* START INPUT RECORDS *
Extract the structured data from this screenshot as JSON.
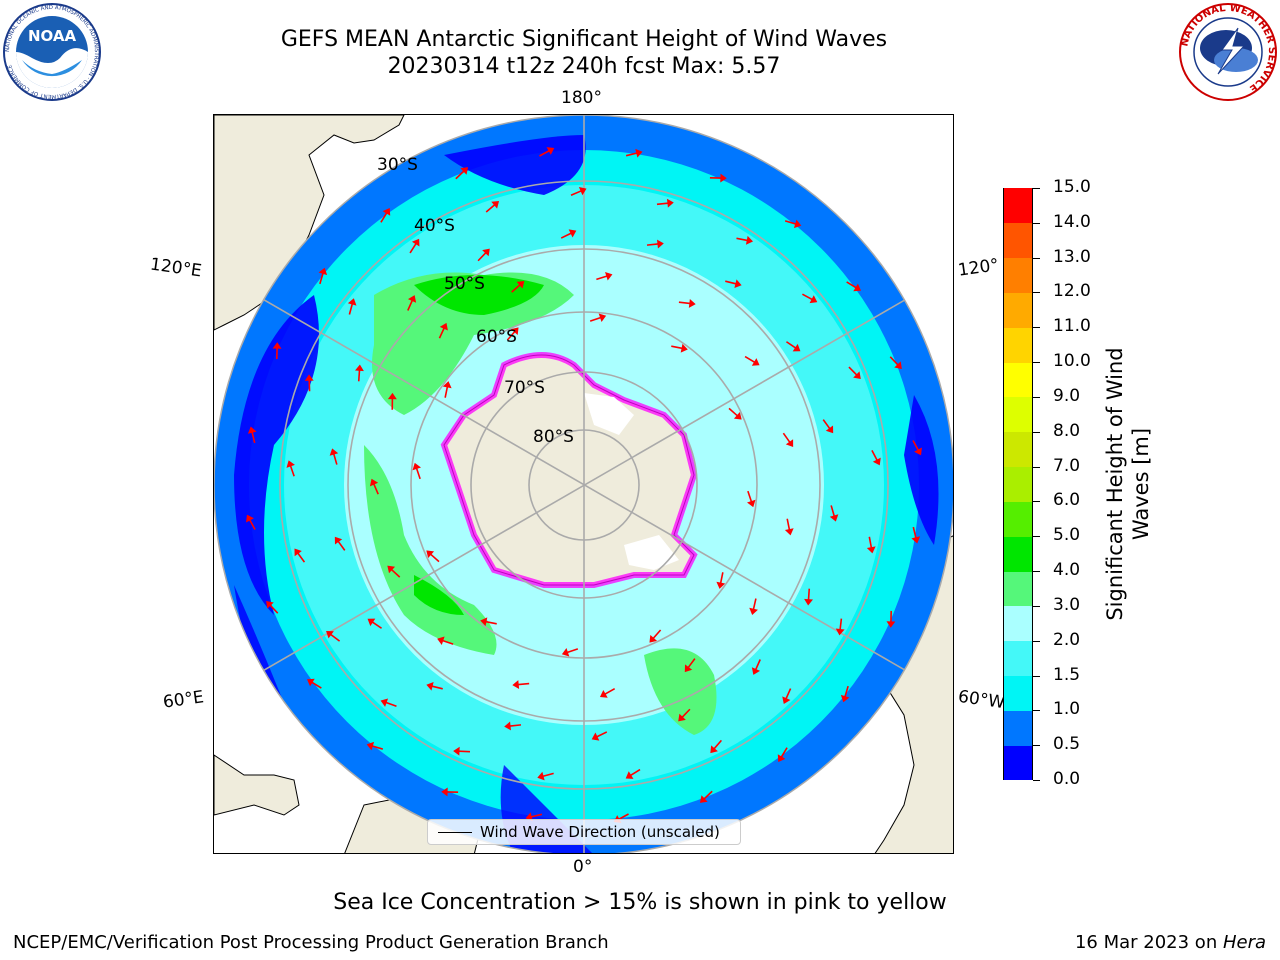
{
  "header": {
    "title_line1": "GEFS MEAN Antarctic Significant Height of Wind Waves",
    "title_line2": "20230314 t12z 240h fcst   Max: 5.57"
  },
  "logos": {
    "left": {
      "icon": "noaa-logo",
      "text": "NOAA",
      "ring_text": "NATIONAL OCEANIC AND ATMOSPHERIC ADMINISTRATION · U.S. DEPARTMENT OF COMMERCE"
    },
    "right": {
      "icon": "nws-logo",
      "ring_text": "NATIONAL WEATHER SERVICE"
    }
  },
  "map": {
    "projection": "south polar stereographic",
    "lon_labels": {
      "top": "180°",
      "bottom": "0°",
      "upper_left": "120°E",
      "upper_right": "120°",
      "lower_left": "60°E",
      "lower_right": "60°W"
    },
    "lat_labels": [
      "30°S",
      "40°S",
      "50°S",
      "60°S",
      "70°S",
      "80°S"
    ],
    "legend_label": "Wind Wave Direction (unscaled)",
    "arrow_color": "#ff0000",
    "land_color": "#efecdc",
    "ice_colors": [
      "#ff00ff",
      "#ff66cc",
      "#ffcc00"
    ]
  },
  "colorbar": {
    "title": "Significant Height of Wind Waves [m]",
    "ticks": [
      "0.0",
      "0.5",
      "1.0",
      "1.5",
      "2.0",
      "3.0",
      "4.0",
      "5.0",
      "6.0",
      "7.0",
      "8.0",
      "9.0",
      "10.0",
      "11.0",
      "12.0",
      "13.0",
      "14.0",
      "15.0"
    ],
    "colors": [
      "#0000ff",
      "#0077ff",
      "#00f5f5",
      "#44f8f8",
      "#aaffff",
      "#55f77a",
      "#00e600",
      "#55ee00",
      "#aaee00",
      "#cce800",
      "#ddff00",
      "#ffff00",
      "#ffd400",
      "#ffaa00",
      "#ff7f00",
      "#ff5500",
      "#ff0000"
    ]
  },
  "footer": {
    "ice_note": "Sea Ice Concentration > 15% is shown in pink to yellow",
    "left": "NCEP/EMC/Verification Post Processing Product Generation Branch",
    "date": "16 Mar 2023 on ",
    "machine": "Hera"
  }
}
* END INPUT RECORDS *
* START INPUT RECORDS *
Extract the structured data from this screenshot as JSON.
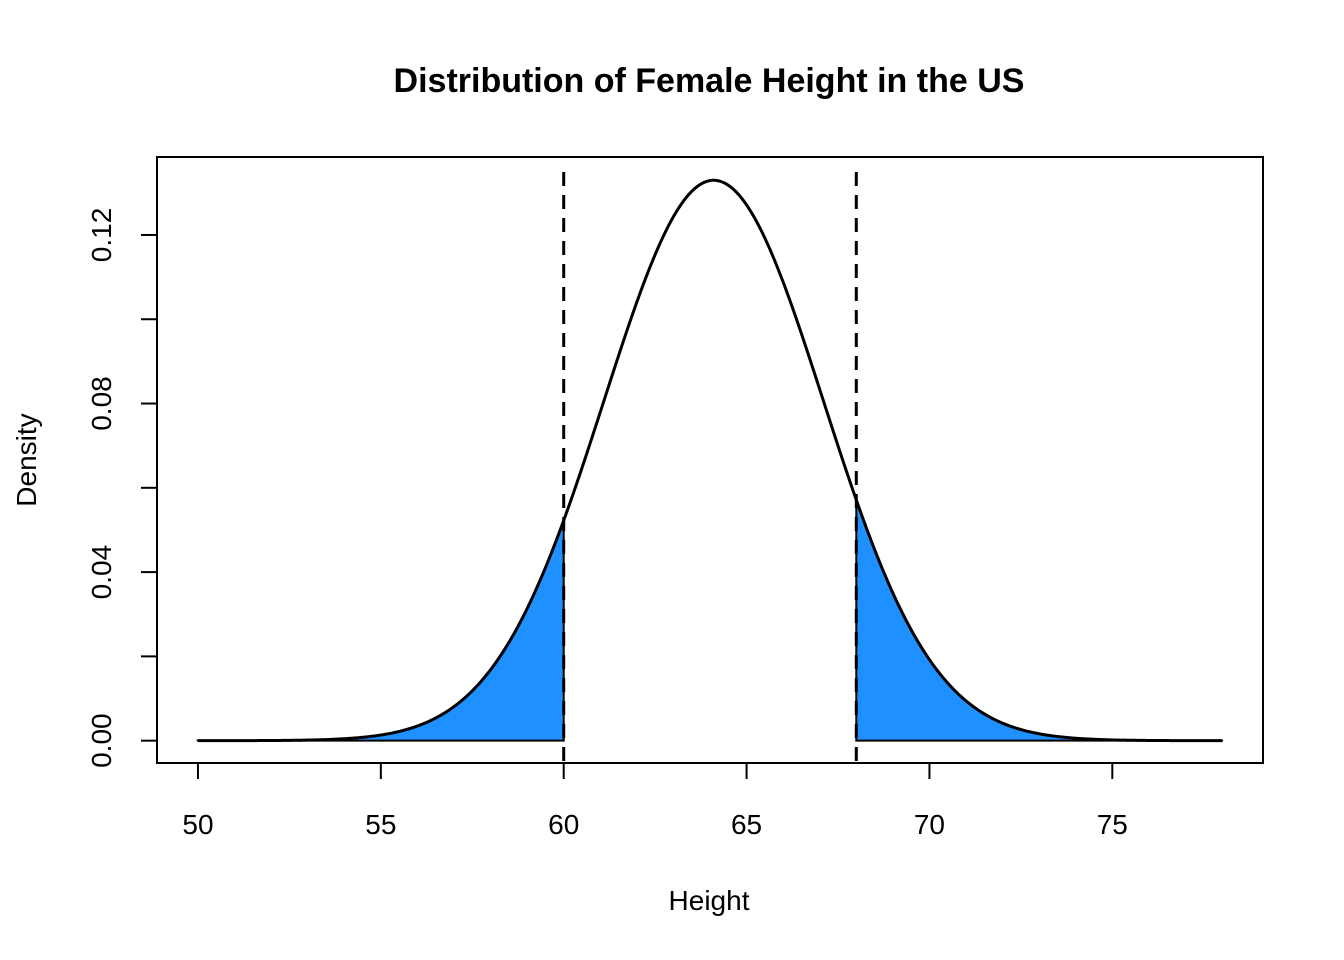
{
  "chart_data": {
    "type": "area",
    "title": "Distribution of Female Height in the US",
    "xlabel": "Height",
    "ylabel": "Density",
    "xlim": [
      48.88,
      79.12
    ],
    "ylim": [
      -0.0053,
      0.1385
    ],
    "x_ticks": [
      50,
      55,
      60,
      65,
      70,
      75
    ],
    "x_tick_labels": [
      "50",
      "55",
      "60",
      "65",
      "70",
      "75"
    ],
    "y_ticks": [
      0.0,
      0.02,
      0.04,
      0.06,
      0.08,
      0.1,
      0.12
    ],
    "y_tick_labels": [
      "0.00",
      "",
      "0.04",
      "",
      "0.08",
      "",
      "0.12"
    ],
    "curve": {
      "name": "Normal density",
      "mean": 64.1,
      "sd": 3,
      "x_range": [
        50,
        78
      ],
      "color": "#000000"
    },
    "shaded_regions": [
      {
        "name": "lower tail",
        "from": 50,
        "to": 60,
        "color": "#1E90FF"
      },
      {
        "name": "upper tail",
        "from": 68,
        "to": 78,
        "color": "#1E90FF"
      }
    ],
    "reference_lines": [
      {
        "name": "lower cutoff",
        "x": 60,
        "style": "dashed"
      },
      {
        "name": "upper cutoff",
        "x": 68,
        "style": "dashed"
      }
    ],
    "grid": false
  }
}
* END INPUT RECORDS *
# EXERCISE DETAILS
From the data above, copy out every line with the string "cutoff" in it.

# THE RESPONSE
        "name": "lower cutoff",
        "name": "upper cutoff",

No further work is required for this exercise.